--- Selected extract ---
--

In this case, Bloomsbury runs the risk of screwing with the backbone of the book. The readers were presumably intended to draw our own opinions about whether Micah’s compulsive lying extends to a matter as basic as her identity, her race. Visuals are a powerful thing, and with one photo, Bloomsbury has made the decision for us.

I wrote a review earlier on Christopher Paul Curtis’ Elijah of Buxton, and how cheated I felt to find that the big event that’s mentioned in the jacket copy actually has very little to do with the bulk of the book. If jacket copy can have such an effect, imagine how cheated readers will be to discover that one of this book’s questions is already answered for them, and without them even knowing it. I spent the bulk of Curtis’ book wondering if I had missed something, if “the big event” was metaphor for something else; if I was less of a reader than I thought I was. I wouldn’t be surprised if some readers comb through Larbalestier’s book after they’ve read it, looking for clues to Micah’s race that might betray the fact that she’s really white.

As a writer

My parents have always said to me that I can’t forget that I’m an Asian , no matter what happens. You can imagine the kind of effect a statement like that has on a girl trying to fit in. My friends were white, my teachers were white, the pop culture all around me was white–my parents were effectively telling me that I’d always be different. More than once they’ve said that I might *want* to be an Asian kid, but I could forget about it–my black hair and slanted eyes would always give me away. (Later, as I took classes in such high-falutin’ subjects as “The American Dream,” I argued that being American was more a matter of style than substance. Yeah, that didn’t fly, so much.) They were trying to protect my heritage–I get that. But I am and always will be an American kid.

--

--- Data rows ---

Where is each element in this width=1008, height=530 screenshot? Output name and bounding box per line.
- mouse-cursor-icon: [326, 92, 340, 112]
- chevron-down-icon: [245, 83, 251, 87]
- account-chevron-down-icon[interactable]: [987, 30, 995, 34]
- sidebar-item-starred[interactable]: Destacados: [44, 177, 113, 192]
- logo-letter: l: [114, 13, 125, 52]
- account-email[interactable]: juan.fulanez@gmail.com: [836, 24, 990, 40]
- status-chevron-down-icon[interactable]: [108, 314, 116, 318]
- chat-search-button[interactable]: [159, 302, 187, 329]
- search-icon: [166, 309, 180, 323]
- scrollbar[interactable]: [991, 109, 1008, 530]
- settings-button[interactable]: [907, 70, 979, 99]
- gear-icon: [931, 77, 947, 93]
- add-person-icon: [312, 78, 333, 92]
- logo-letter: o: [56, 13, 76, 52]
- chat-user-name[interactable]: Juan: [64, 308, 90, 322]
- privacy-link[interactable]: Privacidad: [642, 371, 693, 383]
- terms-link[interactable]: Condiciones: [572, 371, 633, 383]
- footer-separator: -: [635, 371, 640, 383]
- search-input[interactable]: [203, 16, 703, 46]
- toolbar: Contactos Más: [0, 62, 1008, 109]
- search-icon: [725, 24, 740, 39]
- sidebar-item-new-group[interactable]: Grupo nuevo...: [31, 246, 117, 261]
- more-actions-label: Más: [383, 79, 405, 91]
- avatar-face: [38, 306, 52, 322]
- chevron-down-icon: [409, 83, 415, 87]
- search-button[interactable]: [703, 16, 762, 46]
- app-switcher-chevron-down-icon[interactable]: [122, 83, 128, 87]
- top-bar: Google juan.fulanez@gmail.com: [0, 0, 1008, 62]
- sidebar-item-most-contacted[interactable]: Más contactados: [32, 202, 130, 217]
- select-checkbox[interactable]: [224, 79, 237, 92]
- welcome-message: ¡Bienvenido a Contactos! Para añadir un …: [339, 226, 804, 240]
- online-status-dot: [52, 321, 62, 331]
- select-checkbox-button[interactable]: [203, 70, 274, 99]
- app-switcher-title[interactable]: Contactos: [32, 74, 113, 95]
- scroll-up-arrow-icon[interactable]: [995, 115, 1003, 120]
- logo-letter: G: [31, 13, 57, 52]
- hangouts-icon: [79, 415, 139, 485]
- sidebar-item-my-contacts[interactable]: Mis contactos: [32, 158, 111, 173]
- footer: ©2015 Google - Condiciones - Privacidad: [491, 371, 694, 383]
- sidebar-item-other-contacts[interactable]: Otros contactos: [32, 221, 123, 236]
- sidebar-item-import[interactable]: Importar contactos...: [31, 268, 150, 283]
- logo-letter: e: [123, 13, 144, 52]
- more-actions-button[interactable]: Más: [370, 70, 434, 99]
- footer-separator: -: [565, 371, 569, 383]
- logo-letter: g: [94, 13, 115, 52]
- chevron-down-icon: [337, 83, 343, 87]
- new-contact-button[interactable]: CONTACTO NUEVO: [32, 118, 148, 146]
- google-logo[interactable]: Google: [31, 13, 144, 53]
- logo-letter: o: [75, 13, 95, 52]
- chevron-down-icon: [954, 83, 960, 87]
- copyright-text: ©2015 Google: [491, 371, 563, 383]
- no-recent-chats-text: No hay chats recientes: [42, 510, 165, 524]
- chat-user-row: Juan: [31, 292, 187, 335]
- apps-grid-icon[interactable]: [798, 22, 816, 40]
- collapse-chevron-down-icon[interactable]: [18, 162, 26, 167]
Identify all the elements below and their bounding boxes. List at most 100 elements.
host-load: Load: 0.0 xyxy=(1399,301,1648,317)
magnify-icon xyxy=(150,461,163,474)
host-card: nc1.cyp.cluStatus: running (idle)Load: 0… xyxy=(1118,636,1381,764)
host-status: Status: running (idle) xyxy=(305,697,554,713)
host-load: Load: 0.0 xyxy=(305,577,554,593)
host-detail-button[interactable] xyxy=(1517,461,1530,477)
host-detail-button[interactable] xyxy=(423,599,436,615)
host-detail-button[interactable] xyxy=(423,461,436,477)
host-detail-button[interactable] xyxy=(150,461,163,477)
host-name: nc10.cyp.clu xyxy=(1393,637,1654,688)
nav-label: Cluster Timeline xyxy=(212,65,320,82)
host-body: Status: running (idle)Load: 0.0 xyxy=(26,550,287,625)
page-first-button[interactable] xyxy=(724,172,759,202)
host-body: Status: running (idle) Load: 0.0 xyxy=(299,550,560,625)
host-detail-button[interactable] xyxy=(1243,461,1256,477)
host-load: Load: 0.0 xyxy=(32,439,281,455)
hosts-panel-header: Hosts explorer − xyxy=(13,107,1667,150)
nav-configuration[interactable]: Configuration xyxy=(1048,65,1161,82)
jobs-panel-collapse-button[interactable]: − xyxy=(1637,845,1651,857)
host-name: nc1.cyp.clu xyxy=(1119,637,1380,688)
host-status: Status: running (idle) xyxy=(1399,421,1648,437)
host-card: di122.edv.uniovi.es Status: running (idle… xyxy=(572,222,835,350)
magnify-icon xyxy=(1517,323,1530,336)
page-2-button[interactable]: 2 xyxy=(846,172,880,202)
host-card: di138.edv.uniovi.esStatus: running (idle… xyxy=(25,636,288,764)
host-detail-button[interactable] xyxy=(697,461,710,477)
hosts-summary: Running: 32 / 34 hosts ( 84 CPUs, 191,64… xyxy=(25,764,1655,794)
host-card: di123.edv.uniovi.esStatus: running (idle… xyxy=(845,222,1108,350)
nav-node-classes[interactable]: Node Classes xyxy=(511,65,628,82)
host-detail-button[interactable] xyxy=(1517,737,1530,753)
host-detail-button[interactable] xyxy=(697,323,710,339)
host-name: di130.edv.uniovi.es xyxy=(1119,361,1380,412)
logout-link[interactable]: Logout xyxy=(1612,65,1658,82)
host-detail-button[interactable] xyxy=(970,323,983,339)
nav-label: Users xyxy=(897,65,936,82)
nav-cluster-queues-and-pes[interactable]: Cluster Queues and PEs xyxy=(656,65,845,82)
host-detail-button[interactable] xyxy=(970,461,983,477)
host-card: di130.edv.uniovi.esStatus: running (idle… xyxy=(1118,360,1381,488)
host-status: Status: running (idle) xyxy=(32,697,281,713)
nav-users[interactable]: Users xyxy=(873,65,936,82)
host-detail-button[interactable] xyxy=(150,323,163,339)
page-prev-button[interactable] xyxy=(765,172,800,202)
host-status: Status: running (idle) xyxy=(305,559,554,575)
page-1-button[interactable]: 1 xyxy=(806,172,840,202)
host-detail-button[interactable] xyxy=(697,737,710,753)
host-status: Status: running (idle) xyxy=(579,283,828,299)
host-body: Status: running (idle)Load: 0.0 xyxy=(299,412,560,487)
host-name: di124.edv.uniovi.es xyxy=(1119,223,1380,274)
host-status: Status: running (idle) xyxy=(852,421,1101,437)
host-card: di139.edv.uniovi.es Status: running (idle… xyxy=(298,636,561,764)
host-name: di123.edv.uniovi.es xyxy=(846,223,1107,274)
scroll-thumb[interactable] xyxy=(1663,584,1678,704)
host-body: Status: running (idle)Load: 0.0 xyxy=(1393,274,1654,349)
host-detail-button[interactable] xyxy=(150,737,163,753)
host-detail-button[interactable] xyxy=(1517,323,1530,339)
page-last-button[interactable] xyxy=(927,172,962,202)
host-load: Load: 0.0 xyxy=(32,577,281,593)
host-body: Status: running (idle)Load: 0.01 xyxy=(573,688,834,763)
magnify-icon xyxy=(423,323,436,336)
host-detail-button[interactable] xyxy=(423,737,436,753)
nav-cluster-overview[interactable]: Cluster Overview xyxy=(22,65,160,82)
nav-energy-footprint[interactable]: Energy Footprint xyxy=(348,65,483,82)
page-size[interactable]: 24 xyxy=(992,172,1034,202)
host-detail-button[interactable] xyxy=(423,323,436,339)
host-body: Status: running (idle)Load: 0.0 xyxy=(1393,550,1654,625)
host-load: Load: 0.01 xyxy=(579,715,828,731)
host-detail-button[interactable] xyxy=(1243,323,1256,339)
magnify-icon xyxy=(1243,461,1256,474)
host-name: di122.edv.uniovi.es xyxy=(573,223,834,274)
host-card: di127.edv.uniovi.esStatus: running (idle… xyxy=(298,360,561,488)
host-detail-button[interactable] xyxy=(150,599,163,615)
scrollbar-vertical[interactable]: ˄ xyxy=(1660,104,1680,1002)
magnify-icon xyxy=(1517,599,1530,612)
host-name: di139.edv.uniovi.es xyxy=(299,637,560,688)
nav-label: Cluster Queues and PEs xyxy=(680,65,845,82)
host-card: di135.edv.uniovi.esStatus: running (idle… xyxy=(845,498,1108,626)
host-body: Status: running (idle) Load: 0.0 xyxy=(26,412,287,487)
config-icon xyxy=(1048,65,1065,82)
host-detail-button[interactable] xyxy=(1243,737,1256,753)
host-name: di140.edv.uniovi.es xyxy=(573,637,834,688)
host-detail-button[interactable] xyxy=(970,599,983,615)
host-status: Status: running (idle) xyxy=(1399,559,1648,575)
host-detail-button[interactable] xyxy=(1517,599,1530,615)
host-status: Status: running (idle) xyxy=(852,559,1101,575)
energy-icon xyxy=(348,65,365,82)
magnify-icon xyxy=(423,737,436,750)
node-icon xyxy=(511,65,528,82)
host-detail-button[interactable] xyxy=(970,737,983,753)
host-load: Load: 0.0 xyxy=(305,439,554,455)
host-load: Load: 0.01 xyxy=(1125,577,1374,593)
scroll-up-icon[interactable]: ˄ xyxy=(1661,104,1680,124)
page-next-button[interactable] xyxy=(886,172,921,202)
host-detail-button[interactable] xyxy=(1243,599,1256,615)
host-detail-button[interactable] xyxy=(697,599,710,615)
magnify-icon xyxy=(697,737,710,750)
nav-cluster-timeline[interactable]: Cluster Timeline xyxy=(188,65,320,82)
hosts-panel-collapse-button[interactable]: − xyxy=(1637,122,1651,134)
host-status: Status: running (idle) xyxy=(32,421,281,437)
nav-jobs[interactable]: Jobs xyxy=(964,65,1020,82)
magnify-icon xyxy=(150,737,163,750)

--

--- The exercise ---
Reproduce the post about the book cover word for word, from "In this case, Bloomsbury" up to and including "decision for us.". Work from the post about the book cover alone, without the listing.

--- Written response ---
In this case, Bloomsbury runs the risk of screwing with the backbone of the book. The readers were presumably intended to draw our own opinions about whether Micah’s compulsive lying extends to a matter as basic as her identity, her race. Visuals are a powerful thing, and with one photo, Bloomsbury has made the decision for us.